Reproduce only the lines starting at the one that contains "paragraph: Luego de tomada" and ending at the one that contains "paragraph: Argentina LNG", substituting "brand-header" for "logo-header" and keeping everything else unchanged.

++++++++++++++++++++

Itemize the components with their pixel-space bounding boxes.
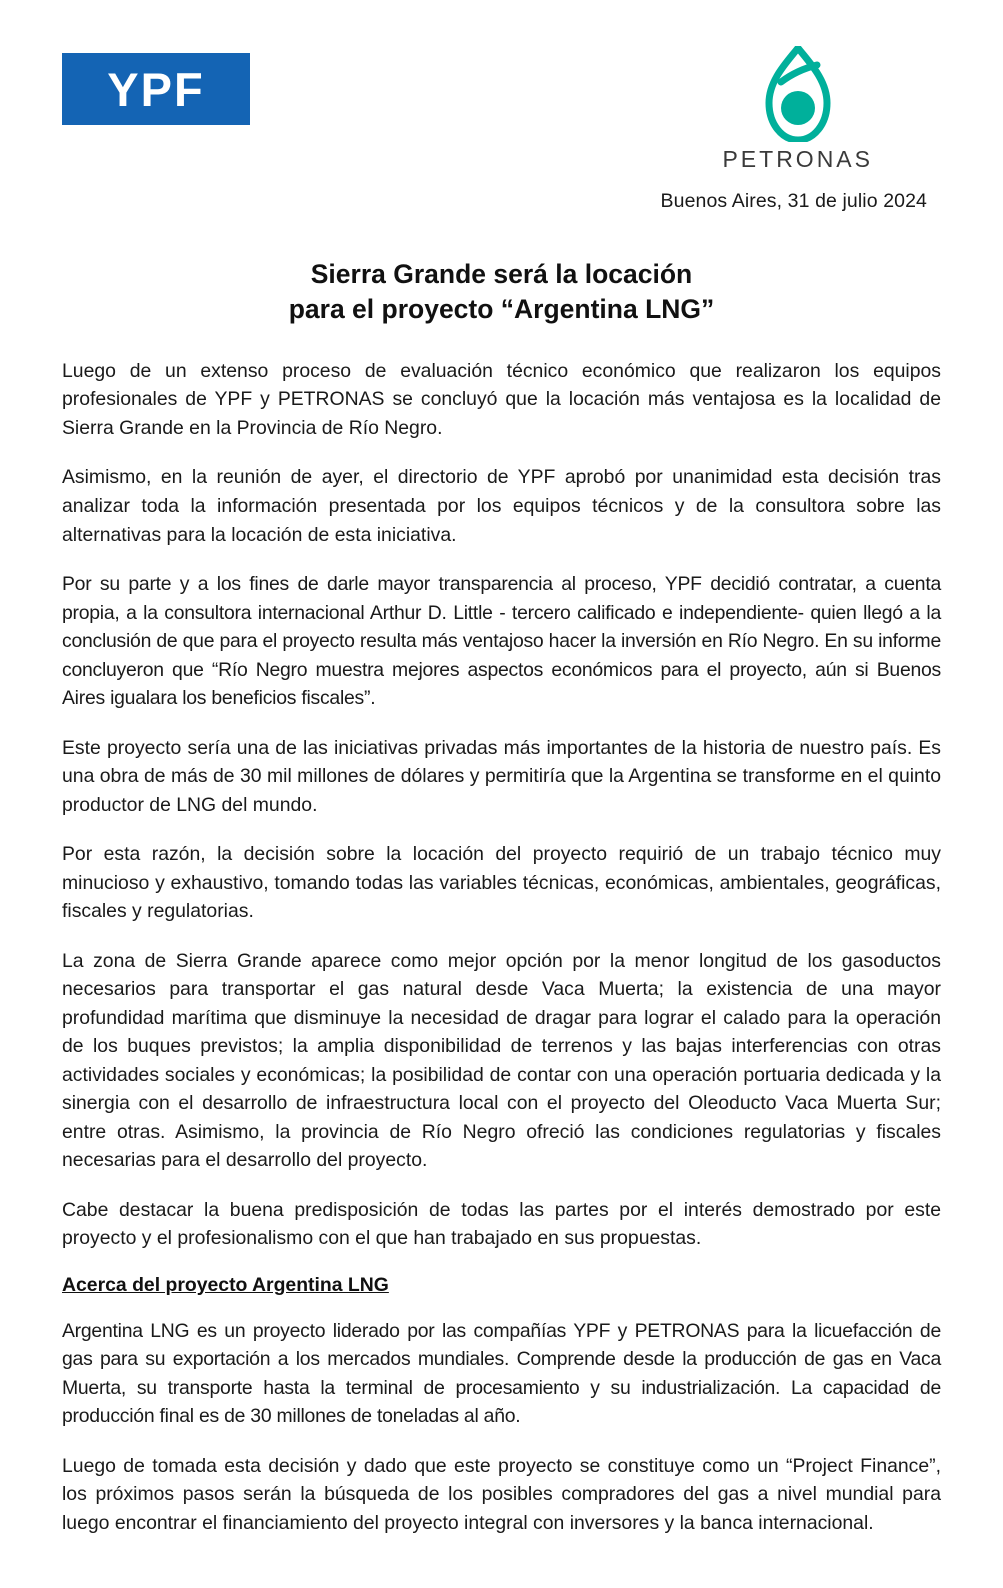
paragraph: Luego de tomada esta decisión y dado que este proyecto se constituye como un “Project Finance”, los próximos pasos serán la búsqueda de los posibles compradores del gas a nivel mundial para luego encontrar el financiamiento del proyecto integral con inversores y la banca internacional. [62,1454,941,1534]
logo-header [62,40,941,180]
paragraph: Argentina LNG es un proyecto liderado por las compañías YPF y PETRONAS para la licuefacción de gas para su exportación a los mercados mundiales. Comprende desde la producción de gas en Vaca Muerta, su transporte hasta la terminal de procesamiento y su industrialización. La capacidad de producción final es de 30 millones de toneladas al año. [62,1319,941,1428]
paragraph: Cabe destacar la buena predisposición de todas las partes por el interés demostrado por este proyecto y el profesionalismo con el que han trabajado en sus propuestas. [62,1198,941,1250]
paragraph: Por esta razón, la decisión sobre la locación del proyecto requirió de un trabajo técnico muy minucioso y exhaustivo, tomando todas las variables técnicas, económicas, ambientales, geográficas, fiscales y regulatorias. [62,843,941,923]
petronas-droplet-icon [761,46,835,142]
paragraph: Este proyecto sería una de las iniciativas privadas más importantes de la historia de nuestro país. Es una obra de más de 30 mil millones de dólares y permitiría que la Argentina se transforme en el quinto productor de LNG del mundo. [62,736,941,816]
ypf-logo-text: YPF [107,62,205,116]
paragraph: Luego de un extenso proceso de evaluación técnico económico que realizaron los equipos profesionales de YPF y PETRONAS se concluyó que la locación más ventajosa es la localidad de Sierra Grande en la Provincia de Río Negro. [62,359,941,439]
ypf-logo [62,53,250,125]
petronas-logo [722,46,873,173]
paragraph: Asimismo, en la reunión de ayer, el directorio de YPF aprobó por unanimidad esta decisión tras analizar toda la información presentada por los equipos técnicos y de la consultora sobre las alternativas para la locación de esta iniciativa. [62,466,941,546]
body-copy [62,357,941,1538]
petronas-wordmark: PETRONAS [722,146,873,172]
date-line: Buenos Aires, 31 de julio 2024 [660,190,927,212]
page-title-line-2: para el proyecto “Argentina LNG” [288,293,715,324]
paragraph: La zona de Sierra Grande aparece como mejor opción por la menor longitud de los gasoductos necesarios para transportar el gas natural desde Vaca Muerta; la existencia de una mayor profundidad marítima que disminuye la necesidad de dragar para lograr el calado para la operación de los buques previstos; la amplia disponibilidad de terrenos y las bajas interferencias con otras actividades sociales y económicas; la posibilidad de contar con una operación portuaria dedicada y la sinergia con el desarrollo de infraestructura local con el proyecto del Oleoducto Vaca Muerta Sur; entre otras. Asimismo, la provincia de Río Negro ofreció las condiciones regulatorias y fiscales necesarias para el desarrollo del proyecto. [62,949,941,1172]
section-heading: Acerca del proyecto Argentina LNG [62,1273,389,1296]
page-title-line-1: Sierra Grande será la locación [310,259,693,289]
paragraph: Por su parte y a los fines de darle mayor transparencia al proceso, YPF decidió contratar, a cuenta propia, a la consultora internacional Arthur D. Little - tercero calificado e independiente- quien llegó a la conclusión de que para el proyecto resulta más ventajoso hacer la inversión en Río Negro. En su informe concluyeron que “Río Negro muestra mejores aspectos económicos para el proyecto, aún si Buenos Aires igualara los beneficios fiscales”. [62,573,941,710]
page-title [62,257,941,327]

++++++++++++++++++++

* _WORKED ANSWER_:
paragraph: Luego de tomada esta decisión y dado que este proyecto se constituye como un “Project Finance”, los próximos pasos serán la búsqueda de los posibles compradores del gas a nivel mundial para luego encontrar el financiamiento del proyecto integral con inversores y la banca internacional. [62,1454,941,1534]
brand-header [62,40,941,180]
paragraph: Argentina LNG es un proyecto liderado por las compañías YPF y PETRONAS para la licuefacción de gas para su exportación a los mercados mundiales. Comprende desde la producción de gas en Vaca Muerta, su transporte hasta la terminal de procesamiento y su industrialización. La capacidad de producción final es de 30 millones de toneladas al año. [62,1319,941,1428]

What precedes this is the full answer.